== Data shown ==
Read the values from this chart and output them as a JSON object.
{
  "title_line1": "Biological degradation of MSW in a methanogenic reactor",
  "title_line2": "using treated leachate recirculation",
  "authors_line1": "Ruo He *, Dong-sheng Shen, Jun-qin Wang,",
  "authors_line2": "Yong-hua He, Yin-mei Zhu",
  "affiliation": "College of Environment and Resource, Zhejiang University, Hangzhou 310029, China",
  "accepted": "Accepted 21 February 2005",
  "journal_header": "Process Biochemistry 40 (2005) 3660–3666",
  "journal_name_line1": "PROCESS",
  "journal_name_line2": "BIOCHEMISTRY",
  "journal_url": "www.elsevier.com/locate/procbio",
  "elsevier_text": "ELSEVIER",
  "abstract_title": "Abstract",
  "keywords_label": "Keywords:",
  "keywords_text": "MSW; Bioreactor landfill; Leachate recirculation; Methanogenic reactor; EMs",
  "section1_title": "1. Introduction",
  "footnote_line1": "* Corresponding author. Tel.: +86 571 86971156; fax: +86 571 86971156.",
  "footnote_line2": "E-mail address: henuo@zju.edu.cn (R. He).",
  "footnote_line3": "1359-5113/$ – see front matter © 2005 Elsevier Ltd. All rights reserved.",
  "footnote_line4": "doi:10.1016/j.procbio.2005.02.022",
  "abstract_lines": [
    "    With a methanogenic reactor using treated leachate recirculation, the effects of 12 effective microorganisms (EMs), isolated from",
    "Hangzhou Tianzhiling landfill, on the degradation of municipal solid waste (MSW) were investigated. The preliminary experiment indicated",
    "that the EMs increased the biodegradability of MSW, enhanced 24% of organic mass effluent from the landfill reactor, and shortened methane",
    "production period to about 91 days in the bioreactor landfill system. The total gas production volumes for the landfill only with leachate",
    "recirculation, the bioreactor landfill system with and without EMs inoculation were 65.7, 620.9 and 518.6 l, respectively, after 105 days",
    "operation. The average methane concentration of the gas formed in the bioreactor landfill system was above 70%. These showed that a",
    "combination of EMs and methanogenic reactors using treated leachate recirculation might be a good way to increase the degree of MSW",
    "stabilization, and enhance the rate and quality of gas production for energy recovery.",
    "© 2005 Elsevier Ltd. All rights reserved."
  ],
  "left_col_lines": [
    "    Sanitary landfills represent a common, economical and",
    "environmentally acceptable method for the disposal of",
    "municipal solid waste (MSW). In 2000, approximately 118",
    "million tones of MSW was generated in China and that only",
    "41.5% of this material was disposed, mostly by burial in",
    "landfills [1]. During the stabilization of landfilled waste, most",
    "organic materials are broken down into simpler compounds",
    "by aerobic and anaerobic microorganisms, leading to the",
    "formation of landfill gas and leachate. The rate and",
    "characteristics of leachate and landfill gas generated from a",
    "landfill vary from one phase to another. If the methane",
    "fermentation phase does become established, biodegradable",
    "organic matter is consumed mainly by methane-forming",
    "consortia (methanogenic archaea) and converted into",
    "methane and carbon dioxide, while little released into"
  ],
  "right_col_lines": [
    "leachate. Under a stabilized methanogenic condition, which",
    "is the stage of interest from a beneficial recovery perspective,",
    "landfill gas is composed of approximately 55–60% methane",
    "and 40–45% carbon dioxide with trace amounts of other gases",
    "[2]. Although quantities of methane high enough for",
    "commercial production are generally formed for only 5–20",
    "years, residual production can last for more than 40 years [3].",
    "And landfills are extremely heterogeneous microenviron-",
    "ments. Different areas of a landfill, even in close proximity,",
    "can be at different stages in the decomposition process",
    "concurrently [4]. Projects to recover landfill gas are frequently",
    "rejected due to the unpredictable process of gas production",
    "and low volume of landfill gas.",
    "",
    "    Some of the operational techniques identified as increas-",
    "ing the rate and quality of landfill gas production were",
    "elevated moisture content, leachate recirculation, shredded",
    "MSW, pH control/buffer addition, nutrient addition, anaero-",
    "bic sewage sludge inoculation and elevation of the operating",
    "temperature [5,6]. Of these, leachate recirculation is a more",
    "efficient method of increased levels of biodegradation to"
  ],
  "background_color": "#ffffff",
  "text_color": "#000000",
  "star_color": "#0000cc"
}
===
== Data shown ==
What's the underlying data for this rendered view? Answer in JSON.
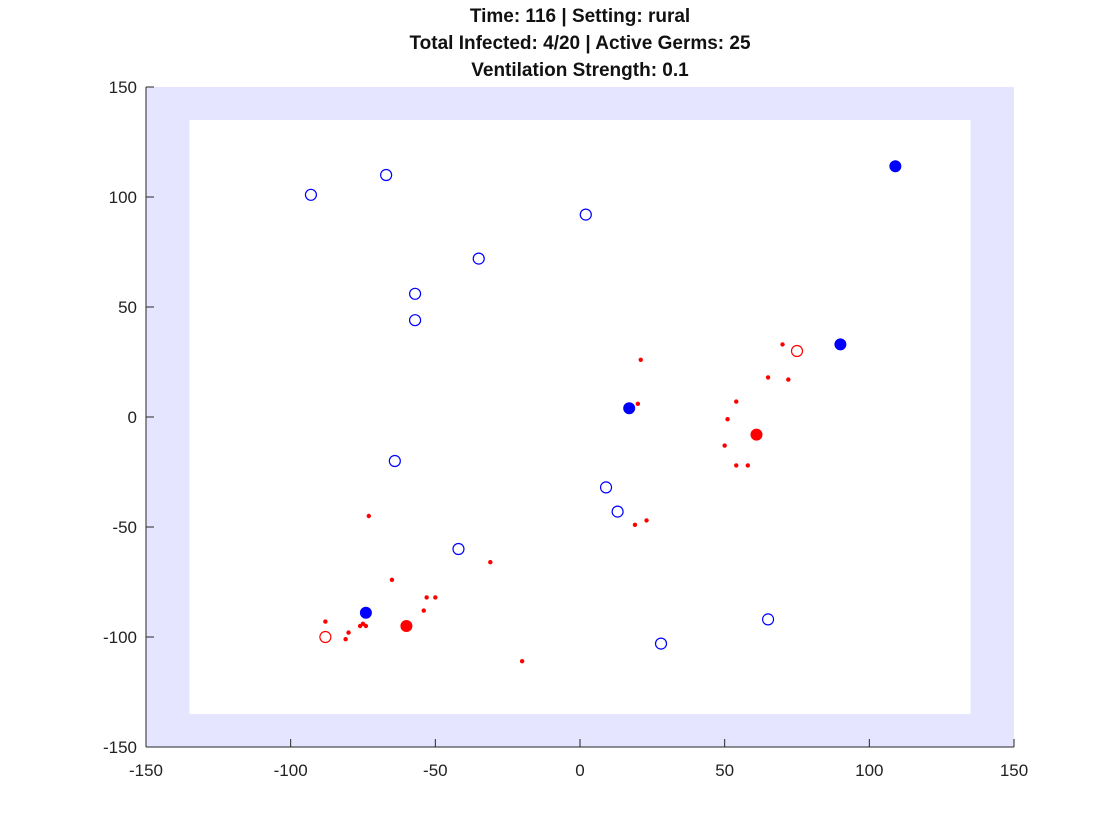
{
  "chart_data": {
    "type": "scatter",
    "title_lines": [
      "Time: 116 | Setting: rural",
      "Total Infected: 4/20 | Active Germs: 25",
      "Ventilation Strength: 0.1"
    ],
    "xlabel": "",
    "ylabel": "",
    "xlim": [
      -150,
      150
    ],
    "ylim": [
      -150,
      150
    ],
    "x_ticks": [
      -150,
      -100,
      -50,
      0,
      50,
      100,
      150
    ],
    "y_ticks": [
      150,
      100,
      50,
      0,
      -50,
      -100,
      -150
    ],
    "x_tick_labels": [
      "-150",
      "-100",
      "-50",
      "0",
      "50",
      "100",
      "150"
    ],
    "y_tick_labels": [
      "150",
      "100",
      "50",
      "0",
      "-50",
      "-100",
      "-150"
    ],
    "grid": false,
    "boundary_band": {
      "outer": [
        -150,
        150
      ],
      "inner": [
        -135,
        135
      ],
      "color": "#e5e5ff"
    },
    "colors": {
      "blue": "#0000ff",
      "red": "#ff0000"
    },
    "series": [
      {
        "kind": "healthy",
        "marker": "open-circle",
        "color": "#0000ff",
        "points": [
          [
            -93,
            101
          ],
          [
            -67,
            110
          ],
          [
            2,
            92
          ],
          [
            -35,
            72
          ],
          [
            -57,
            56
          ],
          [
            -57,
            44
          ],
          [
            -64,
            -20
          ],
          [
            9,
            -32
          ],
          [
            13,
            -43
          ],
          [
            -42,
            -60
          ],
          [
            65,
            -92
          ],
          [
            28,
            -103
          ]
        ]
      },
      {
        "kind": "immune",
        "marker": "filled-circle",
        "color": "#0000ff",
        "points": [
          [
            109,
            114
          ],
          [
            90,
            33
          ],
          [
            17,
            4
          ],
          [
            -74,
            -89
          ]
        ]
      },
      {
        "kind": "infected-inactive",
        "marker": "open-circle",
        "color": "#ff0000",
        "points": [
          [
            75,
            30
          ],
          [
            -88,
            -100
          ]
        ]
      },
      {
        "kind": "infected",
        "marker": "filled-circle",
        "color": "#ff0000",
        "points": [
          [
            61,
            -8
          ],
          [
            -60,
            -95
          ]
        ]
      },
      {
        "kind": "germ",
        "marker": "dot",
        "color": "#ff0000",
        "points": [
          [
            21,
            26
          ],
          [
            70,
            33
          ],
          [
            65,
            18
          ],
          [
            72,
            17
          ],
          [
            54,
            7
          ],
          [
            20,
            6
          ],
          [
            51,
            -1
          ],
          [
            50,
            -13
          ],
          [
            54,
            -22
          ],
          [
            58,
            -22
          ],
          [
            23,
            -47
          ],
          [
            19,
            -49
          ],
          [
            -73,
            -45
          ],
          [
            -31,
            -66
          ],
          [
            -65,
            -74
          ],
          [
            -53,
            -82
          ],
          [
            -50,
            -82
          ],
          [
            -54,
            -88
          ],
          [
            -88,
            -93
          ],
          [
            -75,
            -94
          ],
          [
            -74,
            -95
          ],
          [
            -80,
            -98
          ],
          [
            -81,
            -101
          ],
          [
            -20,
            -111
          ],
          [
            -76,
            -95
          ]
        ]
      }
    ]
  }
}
===
== Data shown ==
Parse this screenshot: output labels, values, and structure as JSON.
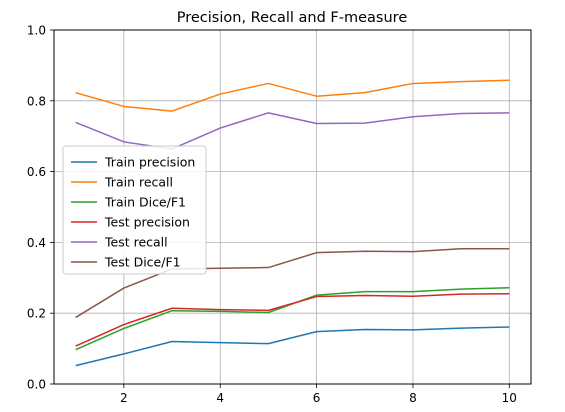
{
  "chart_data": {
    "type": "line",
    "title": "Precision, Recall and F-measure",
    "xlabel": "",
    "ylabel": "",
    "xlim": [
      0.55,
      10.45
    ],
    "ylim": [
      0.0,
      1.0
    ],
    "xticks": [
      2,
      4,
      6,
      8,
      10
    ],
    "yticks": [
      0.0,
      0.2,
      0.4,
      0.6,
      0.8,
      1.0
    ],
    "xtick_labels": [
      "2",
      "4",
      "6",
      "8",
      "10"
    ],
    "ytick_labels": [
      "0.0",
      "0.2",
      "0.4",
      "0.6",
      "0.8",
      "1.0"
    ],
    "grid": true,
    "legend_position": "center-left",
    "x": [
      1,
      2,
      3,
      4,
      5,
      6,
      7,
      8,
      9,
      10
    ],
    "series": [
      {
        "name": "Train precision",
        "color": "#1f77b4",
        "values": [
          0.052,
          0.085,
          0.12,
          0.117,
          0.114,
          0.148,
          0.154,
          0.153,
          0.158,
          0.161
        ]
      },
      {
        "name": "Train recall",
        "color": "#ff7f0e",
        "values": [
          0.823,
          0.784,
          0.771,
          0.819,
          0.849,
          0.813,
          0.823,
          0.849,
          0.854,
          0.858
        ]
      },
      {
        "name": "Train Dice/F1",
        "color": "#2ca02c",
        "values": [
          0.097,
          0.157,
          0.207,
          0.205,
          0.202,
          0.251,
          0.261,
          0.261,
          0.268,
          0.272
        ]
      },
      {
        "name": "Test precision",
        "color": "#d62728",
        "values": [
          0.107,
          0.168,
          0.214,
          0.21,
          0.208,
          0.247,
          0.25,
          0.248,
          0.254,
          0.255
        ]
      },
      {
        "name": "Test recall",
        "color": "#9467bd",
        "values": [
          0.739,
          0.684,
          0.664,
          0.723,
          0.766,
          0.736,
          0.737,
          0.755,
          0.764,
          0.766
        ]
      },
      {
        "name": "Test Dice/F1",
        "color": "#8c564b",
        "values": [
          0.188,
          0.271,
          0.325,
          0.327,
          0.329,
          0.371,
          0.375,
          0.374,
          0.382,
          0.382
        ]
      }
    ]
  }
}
===
> [Direction]:
Pick out each line containing "treated" and report it.

> [Solution to the exercise]:
  "title_line2": "using treated leachate recirculation",
    "    With a methanogenic reactor using treated leachate recirculation, the effects of 12 effective microorganisms (EMs), isolated from",
    "combination of EMs and methanogenic reactors using treated leachate recirculation might be a good way to increase the degree of MSW",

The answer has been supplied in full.